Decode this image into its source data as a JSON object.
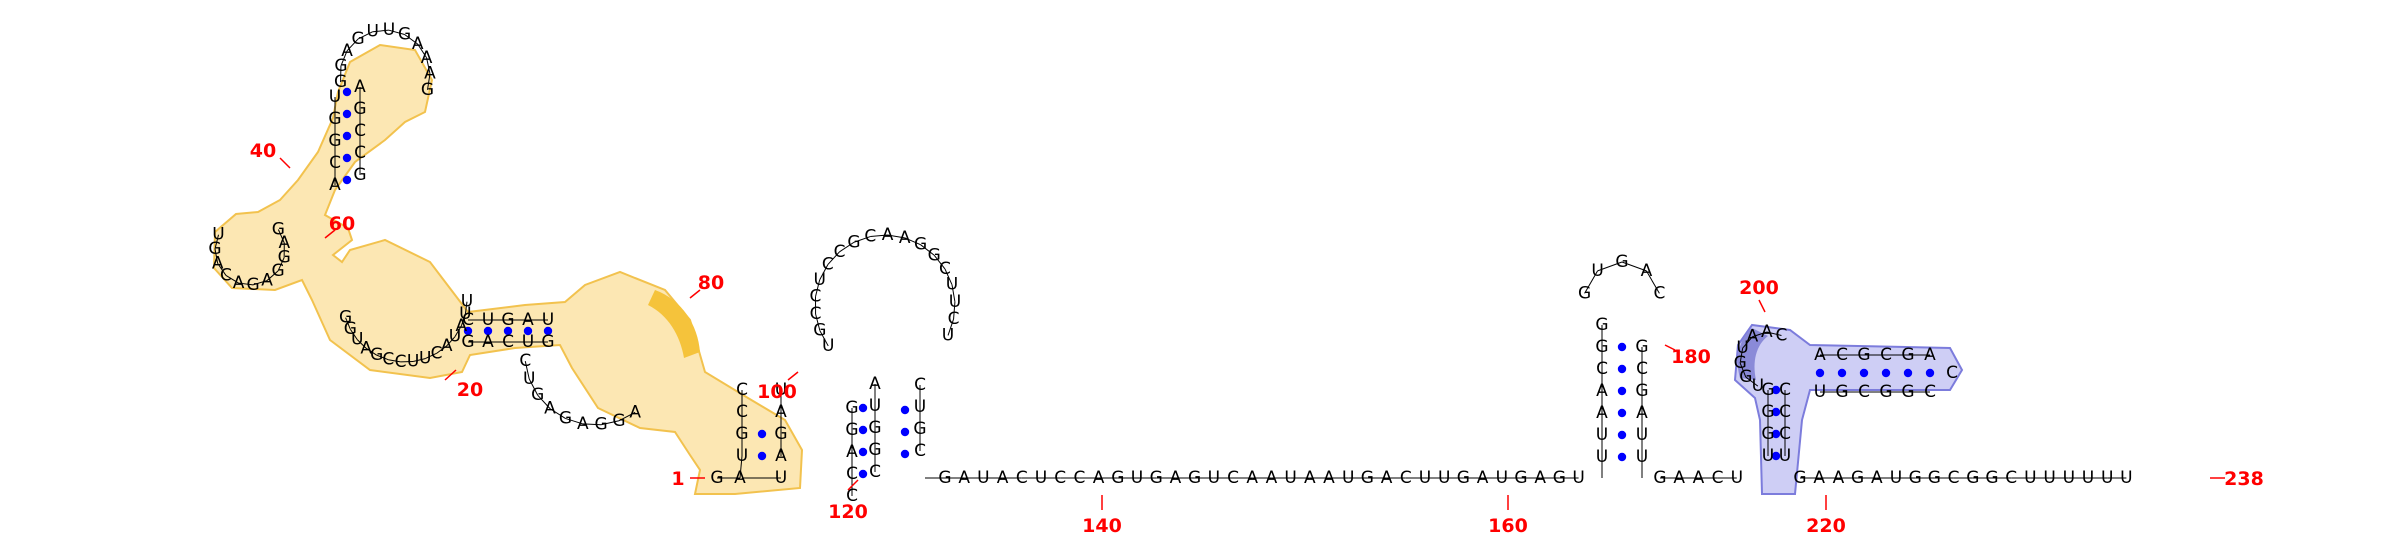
{
  "colors": {
    "base_pair": "#0000ff",
    "backbone": "#000000",
    "numbering": "#ff0000",
    "highlight_fill": "#fbe3a6",
    "highlight_stroke": "#f2c24e",
    "highlight_fill_strong": "#f5c33b",
    "highlight2_fill": "#c9c9f4",
    "highlight2_stroke": "#7c7cdc",
    "highlight2_fill_strong": "#8a8ad8"
  },
  "numbering": {
    "label_1": "1",
    "label_20": "20",
    "label_40": "40",
    "label_60": "60",
    "label_80": "80",
    "label_100": "100",
    "label_120": "120",
    "label_140": "140",
    "label_160": "160",
    "label_180": "180",
    "label_200": "200",
    "label_220": "220",
    "label_238": "238"
  },
  "sequence": {
    "tail": "GAUACUCCAGUGAGUCAAUAAUGACUUGAUGAGU",
    "pre_hairpin3": "GAACU",
    "post_hairpin3": "GAAGAUGGCGGCUUUUUU",
    "hairpin2_stem5": "UUAACGG",
    "hairpin2_loop": "UGAC",
    "hairpin2_stem3": "CGAUUU"
  }
}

┄┄┄┄┄┄

Can you restate all the records above word for word while dropping the pictures?

Decode this image into its source data as a JSON object.
{
  "colors": {
    "base_pair": "#0000ff",
    "backbone": "#000000",
    "numbering": "#ff0000",
    "highlight_fill": "#fbe3a6",
    "highlight_stroke": "#f2c24e",
    "highlight_fill_strong": "#f5c33b",
    "highlight2_fill": "#c9c9f4",
    "highlight2_stroke": "#7c7cdc",
    "highlight2_fill_strong": "#8a8ad8"
  },
  "numbering": {
    "label_1": "1",
    "label_20": "20",
    "label_40": "40",
    "label_60": "60",
    "label_80": "80",
    "label_100": "100",
    "label_120": "120",
    "label_140": "140",
    "label_160": "160",
    "label_180": "180",
    "label_200": "200",
    "label_220": "220",
    "label_238": "238"
  },
  "sequence": {
    "tail": "GAUACUCCAGUGAGUCAAUAAUGACUUGAUGAGU",
    "pre_hairpin3": "GAACU",
    "post_hairpin3": "GAAGAUGGCGGCUUUUUU",
    "hairpin2_stem5": "UUAACGG",
    "hairpin2_loop": "UGAC",
    "hairpin2_stem3": "CGAUUU"
  }
}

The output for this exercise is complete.